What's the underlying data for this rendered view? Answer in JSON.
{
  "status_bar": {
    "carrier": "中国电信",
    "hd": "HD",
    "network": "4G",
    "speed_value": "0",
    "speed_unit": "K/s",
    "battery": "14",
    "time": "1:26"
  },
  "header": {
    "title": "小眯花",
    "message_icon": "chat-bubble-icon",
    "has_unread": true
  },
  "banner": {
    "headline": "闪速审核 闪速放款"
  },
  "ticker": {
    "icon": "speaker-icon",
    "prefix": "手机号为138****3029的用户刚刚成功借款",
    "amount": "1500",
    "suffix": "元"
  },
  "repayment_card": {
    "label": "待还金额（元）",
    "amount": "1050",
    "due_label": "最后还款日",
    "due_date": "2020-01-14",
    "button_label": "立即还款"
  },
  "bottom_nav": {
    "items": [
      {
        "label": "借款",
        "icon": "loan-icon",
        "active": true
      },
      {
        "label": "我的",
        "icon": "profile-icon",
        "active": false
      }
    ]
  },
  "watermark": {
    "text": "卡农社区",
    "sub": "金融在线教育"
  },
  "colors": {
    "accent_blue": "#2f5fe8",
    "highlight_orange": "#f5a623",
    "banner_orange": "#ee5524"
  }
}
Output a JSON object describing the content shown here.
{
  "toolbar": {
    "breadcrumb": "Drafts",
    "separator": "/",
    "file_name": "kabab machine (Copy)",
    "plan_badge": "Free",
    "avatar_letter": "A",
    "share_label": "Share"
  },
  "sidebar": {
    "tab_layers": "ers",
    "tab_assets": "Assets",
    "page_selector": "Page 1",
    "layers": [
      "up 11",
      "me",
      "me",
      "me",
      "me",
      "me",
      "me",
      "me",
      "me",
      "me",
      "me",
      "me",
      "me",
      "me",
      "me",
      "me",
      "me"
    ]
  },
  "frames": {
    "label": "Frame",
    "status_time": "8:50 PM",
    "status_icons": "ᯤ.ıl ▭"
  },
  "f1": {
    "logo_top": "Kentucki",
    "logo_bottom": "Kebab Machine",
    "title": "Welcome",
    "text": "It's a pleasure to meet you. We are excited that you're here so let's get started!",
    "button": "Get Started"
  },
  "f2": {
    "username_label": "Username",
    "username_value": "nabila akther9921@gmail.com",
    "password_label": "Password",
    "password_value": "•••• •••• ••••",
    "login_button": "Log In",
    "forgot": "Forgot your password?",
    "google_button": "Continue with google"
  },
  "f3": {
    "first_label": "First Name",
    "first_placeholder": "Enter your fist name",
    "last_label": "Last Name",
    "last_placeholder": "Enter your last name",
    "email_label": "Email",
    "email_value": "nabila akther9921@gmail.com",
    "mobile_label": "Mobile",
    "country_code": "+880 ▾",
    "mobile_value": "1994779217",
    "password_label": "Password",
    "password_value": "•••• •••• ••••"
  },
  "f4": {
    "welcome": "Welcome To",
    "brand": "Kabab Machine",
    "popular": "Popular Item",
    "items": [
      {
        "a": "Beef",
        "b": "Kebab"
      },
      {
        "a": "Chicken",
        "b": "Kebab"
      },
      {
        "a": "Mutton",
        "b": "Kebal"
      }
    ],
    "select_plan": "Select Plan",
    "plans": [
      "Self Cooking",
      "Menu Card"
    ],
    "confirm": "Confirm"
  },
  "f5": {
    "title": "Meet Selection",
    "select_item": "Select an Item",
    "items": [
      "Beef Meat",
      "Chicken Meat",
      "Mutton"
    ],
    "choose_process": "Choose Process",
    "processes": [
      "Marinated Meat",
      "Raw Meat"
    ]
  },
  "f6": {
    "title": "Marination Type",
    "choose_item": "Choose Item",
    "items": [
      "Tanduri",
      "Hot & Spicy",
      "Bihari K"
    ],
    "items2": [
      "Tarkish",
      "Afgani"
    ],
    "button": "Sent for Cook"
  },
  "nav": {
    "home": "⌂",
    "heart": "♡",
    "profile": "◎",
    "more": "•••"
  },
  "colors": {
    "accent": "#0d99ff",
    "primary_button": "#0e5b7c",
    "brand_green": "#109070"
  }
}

§

_GIVEN EXERCISE_
Above are some records; repeat all of them exactly.

_RESULT OF THIS TASK_
What's the underlying data for this rendered view? Answer in JSON.
{
  "status_bar": {
    "carrier": "中国电信",
    "hd": "HD",
    "network": "4G",
    "speed_value": "0",
    "speed_unit": "K/s",
    "battery": "14",
    "time": "1:26"
  },
  "header": {
    "title": "小眯花",
    "message_icon": "chat-bubble-icon",
    "has_unread": true
  },
  "banner": {
    "headline": "闪速审核 闪速放款"
  },
  "ticker": {
    "icon": "speaker-icon",
    "prefix": "手机号为138****3029的用户刚刚成功借款",
    "amount": "1500",
    "suffix": "元"
  },
  "repayment_card": {
    "label": "待还金额（元）",
    "amount": "1050",
    "due_label": "最后还款日",
    "due_date": "2020-01-14",
    "button_label": "立即还款"
  },
  "bottom_nav": {
    "items": [
      {
        "label": "借款",
        "icon": "loan-icon",
        "active": true
      },
      {
        "label": "我的",
        "icon": "profile-icon",
        "active": false
      }
    ]
  },
  "watermark": {
    "text": "卡农社区",
    "sub": "金融在线教育"
  },
  "colors": {
    "accent_blue": "#2f5fe8",
    "highlight_orange": "#f5a623",
    "banner_orange": "#ee5524"
  }
}
Output a JSON object describing the content shown here.
{
  "toolbar": {
    "breadcrumb": "Drafts",
    "separator": "/",
    "file_name": "kabab machine (Copy)",
    "plan_badge": "Free",
    "avatar_letter": "A",
    "share_label": "Share"
  },
  "sidebar": {
    "tab_layers": "ers",
    "tab_assets": "Assets",
    "page_selector": "Page 1",
    "layers": [
      "up 11",
      "me",
      "me",
      "me",
      "me",
      "me",
      "me",
      "me",
      "me",
      "me",
      "me",
      "me",
      "me",
      "me",
      "me",
      "me",
      "me"
    ]
  },
  "frames": {
    "label": "Frame",
    "status_time": "8:50 PM",
    "status_icons": "ᯤ.ıl ▭"
  },
  "f1": {
    "logo_top": "Kentucki",
    "logo_bottom": "Kebab Machine",
    "title": "Welcome",
    "text": "It's a pleasure to meet you. We are excited that you're here so let's get started!",
    "button": "Get Started"
  },
  "f2": {
    "username_label": "Username",
    "username_value": "nabila akther9921@gmail.com",
    "password_label": "Password",
    "password_value": "•••• •••• ••••",
    "login_button": "Log In",
    "forgot": "Forgot your password?",
    "google_button": "Continue with google"
  },
  "f3": {
    "first_label": "First Name",
    "first_placeholder": "Enter your fist name",
    "last_label": "Last Name",
    "last_placeholder": "Enter your last name",
    "email_label": "Email",
    "email_value": "nabila akther9921@gmail.com",
    "mobile_label": "Mobile",
    "country_code": "+880 ▾",
    "mobile_value": "1994779217",
    "password_label": "Password",
    "password_value": "•••• •••• ••••"
  },
  "f4": {
    "welcome": "Welcome To",
    "brand": "Kabab Machine",
    "popular": "Popular Item",
    "items": [
      {
        "a": "Beef",
        "b": "Kebab"
      },
      {
        "a": "Chicken",
        "b": "Kebab"
      },
      {
        "a": "Mutton",
        "b": "Kebal"
      }
    ],
    "select_plan": "Select Plan",
    "plans": [
      "Self Cooking",
      "Menu Card"
    ],
    "confirm": "Confirm"
  },
  "f5": {
    "title": "Meet Selection",
    "select_item": "Select an Item",
    "items": [
      "Beef Meat",
      "Chicken Meat",
      "Mutton"
    ],
    "choose_process": "Choose Process",
    "processes": [
      "Marinated Meat",
      "Raw Meat"
    ]
  },
  "f6": {
    "title": "Marination Type",
    "choose_item": "Choose Item",
    "items": [
      "Tanduri",
      "Hot & Spicy",
      "Bihari K"
    ],
    "items2": [
      "Tarkish",
      "Afgani"
    ],
    "button": "Sent for Cook"
  },
  "nav": {
    "home": "⌂",
    "heart": "♡",
    "profile": "◎",
    "more": "•••"
  },
  "colors": {
    "accent": "#0d99ff",
    "primary_button": "#0e5b7c",
    "brand_green": "#109070"
  }
}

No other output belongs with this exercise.